_Your goal:_
Reproduce every line of the listing as written, apart from the pictures.

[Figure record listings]
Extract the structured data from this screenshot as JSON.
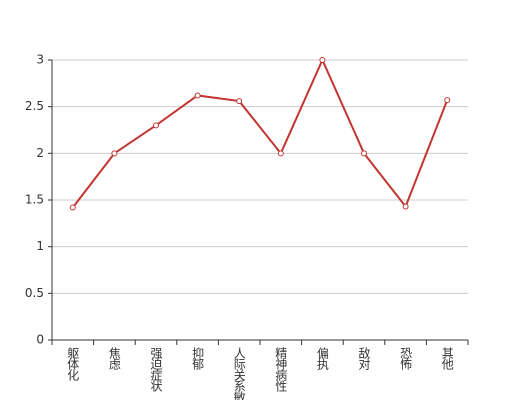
{
  "chart_data": {
    "type": "line",
    "categories": [
      "躯体化",
      "焦虑",
      "强迫症状",
      "抑郁",
      "人际关系敏感",
      "精神病性",
      "偏执",
      "敌对",
      "恐怖",
      "其他"
    ],
    "values": [
      1.42,
      2.0,
      2.3,
      2.62,
      2.56,
      2.0,
      3.0,
      2.0,
      1.43,
      2.57
    ],
    "color": "#c23531",
    "ylim": [
      0,
      3
    ],
    "yticks": [
      0,
      0.5,
      1,
      1.5,
      2,
      2.5,
      3
    ],
    "grid": true
  }
}
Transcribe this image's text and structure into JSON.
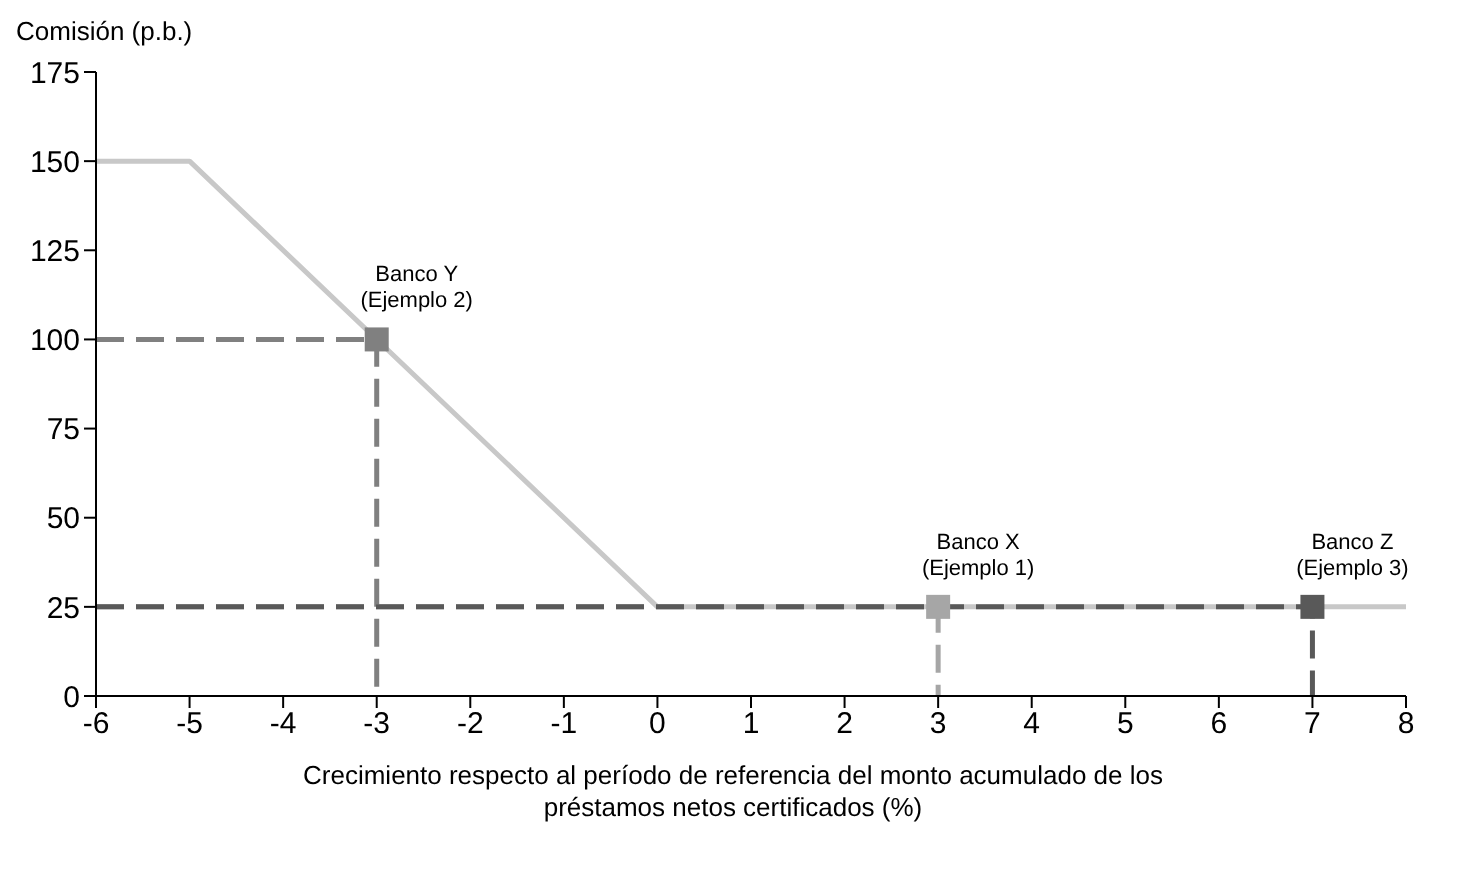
{
  "chart_data": {
    "type": "line",
    "ylabel": "Comisión (p.b.)",
    "xlabel": "Crecimiento respecto al período de referencia del monto acumulado de los préstamos netos certificados (%)",
    "xlim": [
      -6,
      8
    ],
    "xticks": [
      -6,
      -5,
      -4,
      -3,
      -2,
      -1,
      0,
      1,
      2,
      3,
      4,
      5,
      6,
      7,
      8
    ],
    "ylim": [
      0,
      175
    ],
    "yticks": [
      0,
      25,
      50,
      75,
      100,
      125,
      150,
      175
    ],
    "series": [
      {
        "color": "#c8c8c8",
        "x": [
          -6,
          -5,
          0,
          8
        ],
        "values": [
          150,
          150,
          25,
          25
        ],
        "line_style": "solid"
      },
      {
        "color": "#808080",
        "x": [
          -6,
          -3,
          -3
        ],
        "values": [
          100,
          100,
          0
        ],
        "line_style": "dashed"
      },
      {
        "color": "#a6a6a6",
        "x": [
          -6,
          3,
          3
        ],
        "values": [
          25,
          25,
          0
        ],
        "line_style": "dashed"
      },
      {
        "color": "#595959",
        "x": [
          -6,
          7,
          7
        ],
        "values": [
          25,
          25,
          0
        ],
        "line_style": "dashed"
      },
      {
        "type": "scatter",
        "color": "#808080",
        "x": [
          -3
        ],
        "values": [
          100
        ],
        "marker": "square"
      },
      {
        "type": "scatter",
        "color": "#a6a6a6",
        "x": [
          3
        ],
        "values": [
          25
        ],
        "marker": "square"
      },
      {
        "type": "scatter",
        "color": "#595959",
        "x": [
          7
        ],
        "values": [
          25
        ],
        "marker": "square"
      }
    ],
    "annotations": [
      {
        "text": "Banco Y\n(Ejemplo 2)",
        "x": -3,
        "y": 100
      },
      {
        "text": "Banco X\n(Ejemplo 1)",
        "x": 3,
        "y": 25
      },
      {
        "text": "Banco Z\n(Ejemplo 3)",
        "x": 7,
        "y": 25
      }
    ]
  }
}
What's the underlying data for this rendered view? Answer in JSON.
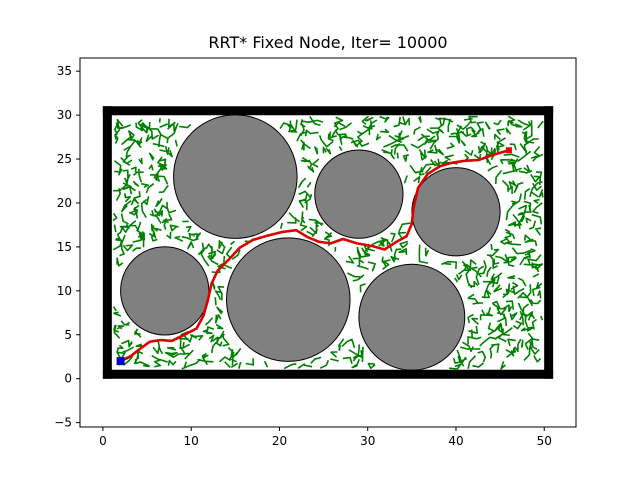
{
  "chart_data": {
    "type": "scatter",
    "title": "RRT* Fixed Node, Iter= 10000",
    "xlabel": "",
    "ylabel": "",
    "xlim": [
      -2.6,
      53.6
    ],
    "ylim": [
      -5.5,
      36.5
    ],
    "x_ticks": [
      0,
      10,
      20,
      30,
      40,
      50
    ],
    "y_ticks": [
      -5,
      0,
      5,
      10,
      15,
      20,
      25,
      30,
      35
    ],
    "grid": false,
    "boundary": {
      "x0": 0.5,
      "y0": 0.5,
      "x1": 50.5,
      "y1": 30.5,
      "color": "#000000"
    },
    "obstacles": [
      {
        "name": "obstacle-1",
        "cx": 15,
        "cy": 23,
        "r": 7
      },
      {
        "name": "obstacle-2",
        "cx": 29,
        "cy": 21,
        "r": 5
      },
      {
        "name": "obstacle-3",
        "cx": 40,
        "cy": 19,
        "r": 5
      },
      {
        "name": "obstacle-4",
        "cx": 7,
        "cy": 10,
        "r": 5
      },
      {
        "name": "obstacle-5",
        "cx": 21,
        "cy": 9,
        "r": 7
      },
      {
        "name": "obstacle-6",
        "cx": 35,
        "cy": 7,
        "r": 6
      }
    ],
    "obstacle_fill": "#808080",
    "tree_color": "#008000",
    "path_color": "#dd0000",
    "start_color": "#0000cc",
    "goal_color": "#dd0000",
    "start": {
      "x": 2,
      "y": 2
    },
    "goal": {
      "x": 46,
      "y": 26
    },
    "path": [
      [
        2,
        2
      ],
      [
        3.2,
        2.6
      ],
      [
        4.2,
        3.4
      ],
      [
        5.3,
        4.2
      ],
      [
        6.5,
        4.4
      ],
      [
        7.8,
        4.3
      ],
      [
        9.2,
        5
      ],
      [
        10.6,
        5.7
      ],
      [
        11.4,
        7.2
      ],
      [
        11.9,
        9
      ],
      [
        12.3,
        10.8
      ],
      [
        13,
        12.3
      ],
      [
        14.4,
        13.7
      ],
      [
        15.5,
        14.9
      ],
      [
        17,
        15.8
      ],
      [
        18.7,
        16.3
      ],
      [
        20.3,
        16.7
      ],
      [
        21.9,
        16.9
      ],
      [
        23.2,
        16.1
      ],
      [
        24.4,
        15.6
      ],
      [
        25.8,
        15.4
      ],
      [
        27.2,
        15.9
      ],
      [
        28.8,
        15.4
      ],
      [
        30.5,
        15.1
      ],
      [
        31.9,
        14.7
      ],
      [
        33.3,
        15.6
      ],
      [
        34.4,
        16.2
      ],
      [
        35,
        17.6
      ],
      [
        35.2,
        19.5
      ],
      [
        35.7,
        21.7
      ],
      [
        36.8,
        23.3
      ],
      [
        38.2,
        24.2
      ],
      [
        39.6,
        24.6
      ],
      [
        41,
        24.8
      ],
      [
        42.6,
        24.9
      ],
      [
        44.3,
        25.5
      ],
      [
        46,
        26
      ]
    ]
  }
}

_Reply to the task:_
Extract the structured data from this screenshot as JSON.
{
  "chart_data": {
    "type": "line",
    "categories": [
      "躯体化",
      "焦虑",
      "强迫症状",
      "抑郁",
      "人际关系敏感",
      "精神病性",
      "偏执",
      "敌对",
      "恐怖",
      "其他"
    ],
    "values": [
      1.42,
      2.0,
      2.3,
      2.62,
      2.56,
      2.0,
      3.0,
      2.0,
      1.43,
      2.57
    ],
    "color": "#c23531",
    "ylim": [
      0,
      3
    ],
    "yticks": [
      0,
      0.5,
      1,
      1.5,
      2,
      2.5,
      3
    ],
    "grid": true
  }
}
Transcribe this image's text and structure into JSON.
{
  "chart_data": {
    "type": "line",
    "ylabel": "Comisión (p.b.)",
    "xlabel": "Crecimiento respecto al período de referencia del monto acumulado de los préstamos netos certificados (%)",
    "xlim": [
      -6,
      8
    ],
    "xticks": [
      -6,
      -5,
      -4,
      -3,
      -2,
      -1,
      0,
      1,
      2,
      3,
      4,
      5,
      6,
      7,
      8
    ],
    "ylim": [
      0,
      175
    ],
    "yticks": [
      0,
      25,
      50,
      75,
      100,
      125,
      150,
      175
    ],
    "series": [
      {
        "color": "#c8c8c8",
        "x": [
          -6,
          -5,
          0,
          8
        ],
        "values": [
          150,
          150,
          25,
          25
        ],
        "line_style": "solid"
      },
      {
        "color": "#808080",
        "x": [
          -6,
          -3,
          -3
        ],
        "values": [
          100,
          100,
          0
        ],
        "line_style": "dashed"
      },
      {
        "color": "#a6a6a6",
        "x": [
          -6,
          3,
          3
        ],
        "values": [
          25,
          25,
          0
        ],
        "line_style": "dashed"
      },
      {
        "color": "#595959",
        "x": [
          -6,
          7,
          7
        ],
        "values": [
          25,
          25,
          0
        ],
        "line_style": "dashed"
      },
      {
        "type": "scatter",
        "color": "#808080",
        "x": [
          -3
        ],
        "values": [
          100
        ],
        "marker": "square"
      },
      {
        "type": "scatter",
        "color": "#a6a6a6",
        "x": [
          3
        ],
        "values": [
          25
        ],
        "marker": "square"
      },
      {
        "type": "scatter",
        "color": "#595959",
        "x": [
          7
        ],
        "values": [
          25
        ],
        "marker": "square"
      }
    ],
    "annotations": [
      {
        "text": "Banco Y\n(Ejemplo 2)",
        "x": -3,
        "y": 100
      },
      {
        "text": "Banco X\n(Ejemplo 1)",
        "x": 3,
        "y": 25
      },
      {
        "text": "Banco Z\n(Ejemplo 3)",
        "x": 7,
        "y": 25
      }
    ]
  }
}
What's the underlying data for this rendered view? Answer in JSON.
{
  "chart_data": {
    "type": "scatter",
    "title": "RRT* Fixed Node, Iter= 10000",
    "xlabel": "",
    "ylabel": "",
    "xlim": [
      -2.6,
      53.6
    ],
    "ylim": [
      -5.5,
      36.5
    ],
    "x_ticks": [
      0,
      10,
      20,
      30,
      40,
      50
    ],
    "y_ticks": [
      -5,
      0,
      5,
      10,
      15,
      20,
      25,
      30,
      35
    ],
    "grid": false,
    "boundary": {
      "x0": 0.5,
      "y0": 0.5,
      "x1": 50.5,
      "y1": 30.5,
      "color": "#000000"
    },
    "obstacles": [
      {
        "name": "obstacle-1",
        "cx": 15,
        "cy": 23,
        "r": 7
      },
      {
        "name": "obstacle-2",
        "cx": 29,
        "cy": 21,
        "r": 5
      },
      {
        "name": "obstacle-3",
        "cx": 40,
        "cy": 19,
        "r": 5
      },
      {
        "name": "obstacle-4",
        "cx": 7,
        "cy": 10,
        "r": 5
      },
      {
        "name": "obstacle-5",
        "cx": 21,
        "cy": 9,
        "r": 7
      },
      {
        "name": "obstacle-6",
        "cx": 35,
        "cy": 7,
        "r": 6
      }
    ],
    "obstacle_fill": "#808080",
    "tree_color": "#008000",
    "path_color": "#dd0000",
    "start_color": "#0000cc",
    "goal_color": "#dd0000",
    "start": {
      "x": 2,
      "y": 2
    },
    "goal": {
      "x": 46,
      "y": 26
    },
    "path": [
      [
        2,
        2
      ],
      [
        3.2,
        2.6
      ],
      [
        4.2,
        3.4
      ],
      [
        5.3,
        4.2
      ],
      [
        6.5,
        4.4
      ],
      [
        7.8,
        4.3
      ],
      [
        9.2,
        5
      ],
      [
        10.6,
        5.7
      ],
      [
        11.4,
        7.2
      ],
      [
        11.9,
        9
      ],
      [
        12.3,
        10.8
      ],
      [
        13,
        12.3
      ],
      [
        14.4,
        13.7
      ],
      [
        15.5,
        14.9
      ],
      [
        17,
        15.8
      ],
      [
        18.7,
        16.3
      ],
      [
        20.3,
        16.7
      ],
      [
        21.9,
        16.9
      ],
      [
        23.2,
        16.1
      ],
      [
        24.4,
        15.6
      ],
      [
        25.8,
        15.4
      ],
      [
        27.2,
        15.9
      ],
      [
        28.8,
        15.4
      ],
      [
        30.5,
        15.1
      ],
      [
        31.9,
        14.7
      ],
      [
        33.3,
        15.6
      ],
      [
        34.4,
        16.2
      ],
      [
        35,
        17.6
      ],
      [
        35.2,
        19.5
      ],
      [
        35.7,
        21.7
      ],
      [
        36.8,
        23.3
      ],
      [
        38.2,
        24.2
      ],
      [
        39.6,
        24.6
      ],
      [
        41,
        24.8
      ],
      [
        42.6,
        24.9
      ],
      [
        44.3,
        25.5
      ],
      [
        46,
        26
      ]
    ]
  }
}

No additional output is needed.